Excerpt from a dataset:
--------

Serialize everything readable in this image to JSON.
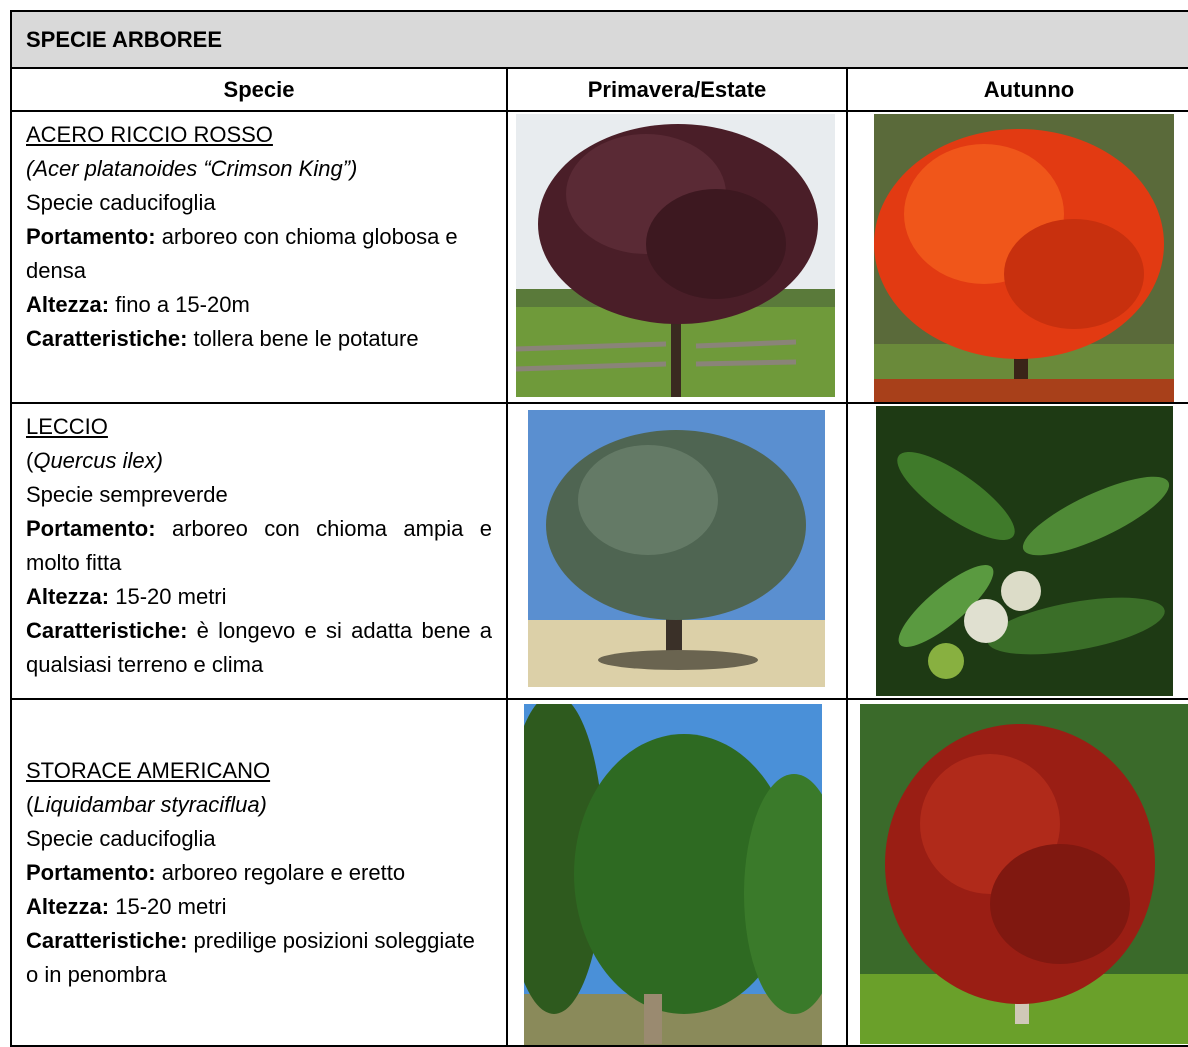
{
  "header": {
    "title": "SPECIE ARBOREE"
  },
  "table": {
    "columns": [
      "Specie",
      "Primavera/Estate",
      "Autunno"
    ],
    "rows": [
      {
        "name": "ACERO RICCIO ROSSO",
        "latin": [
          {
            "text": "(Acer platanoides “Crimson King”)",
            "italic": true
          }
        ],
        "leaf": "Specie caducifoglia",
        "fields": [
          {
            "label": "Portamento:",
            "text": "arboreo con chioma globosa e densa"
          },
          {
            "label": "Altezza:",
            "text": "fino a 15-20m"
          },
          {
            "label": "Caratteristiche:",
            "text": "tollera bene le potature"
          }
        ]
      },
      {
        "name": "LECCIO",
        "latin": [
          {
            "text": "(",
            "italic": false
          },
          {
            "text": "Quercus ilex)",
            "italic": true
          }
        ],
        "leaf": "Specie sempreverde",
        "fields": [
          {
            "label": "Portamento:",
            "text": "arboreo con chioma ampia e molto fitta"
          },
          {
            "label": "Altezza:",
            "text": "15-20 metri"
          },
          {
            "label": "Caratteristiche:",
            "text": "è longevo e si adatta bene a qualsiasi terreno e clima"
          }
        ]
      },
      {
        "name": "STORACE AMERICANO",
        "latin": [
          {
            "text": "(",
            "italic": false
          },
          {
            "text": "Liquidambar styraciflua)",
            "italic": true
          }
        ],
        "leaf": "Specie caducifoglia",
        "fields": [
          {
            "label": "Portamento:",
            "text": "arboreo regolare e eretto"
          },
          {
            "label": "Altezza:",
            "text": "15-20 metri"
          },
          {
            "label": "Caratteristiche:",
            "text": "predilige posizioni soleggiate o in penombra"
          }
        ]
      }
    ]
  }
}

--------

(Work to complete) Retype the listing exactly. Pictures do not belong in the copy.

(Result for this exercise)
Serialize everything readable in this image to JSON.
{
  "header": {
    "title": "SPECIE ARBOREE"
  },
  "table": {
    "columns": [
      "Specie",
      "Primavera/Estate",
      "Autunno"
    ],
    "rows": [
      {
        "name": "ACERO RICCIO ROSSO",
        "latin": [
          {
            "text": "(Acer platanoides “Crimson King”)",
            "italic": true
          }
        ],
        "leaf": "Specie caducifoglia",
        "fields": [
          {
            "label": "Portamento:",
            "text": "arboreo con chioma globosa e densa"
          },
          {
            "label": "Altezza:",
            "text": "fino a 15-20m"
          },
          {
            "label": "Caratteristiche:",
            "text": "tollera bene le potature"
          }
        ]
      },
      {
        "name": "LECCIO",
        "latin": [
          {
            "text": "(",
            "italic": false
          },
          {
            "text": "Quercus ilex)",
            "italic": true
          }
        ],
        "leaf": "Specie sempreverde",
        "fields": [
          {
            "label": "Portamento:",
            "text": "arboreo con chioma ampia e molto fitta"
          },
          {
            "label": "Altezza:",
            "text": "15-20 metri"
          },
          {
            "label": "Caratteristiche:",
            "text": "è longevo e si adatta bene a qualsiasi terreno e clima"
          }
        ]
      },
      {
        "name": "STORACE AMERICANO",
        "latin": [
          {
            "text": "(",
            "italic": false
          },
          {
            "text": "Liquidambar styraciflua)",
            "italic": true
          }
        ],
        "leaf": "Specie caducifoglia",
        "fields": [
          {
            "label": "Portamento:",
            "text": "arboreo regolare e eretto"
          },
          {
            "label": "Altezza:",
            "text": "15-20 metri"
          },
          {
            "label": "Caratteristiche:",
            "text": "predilige posizioni soleggiate o in penombra"
          }
        ]
      }
    ]
  }
}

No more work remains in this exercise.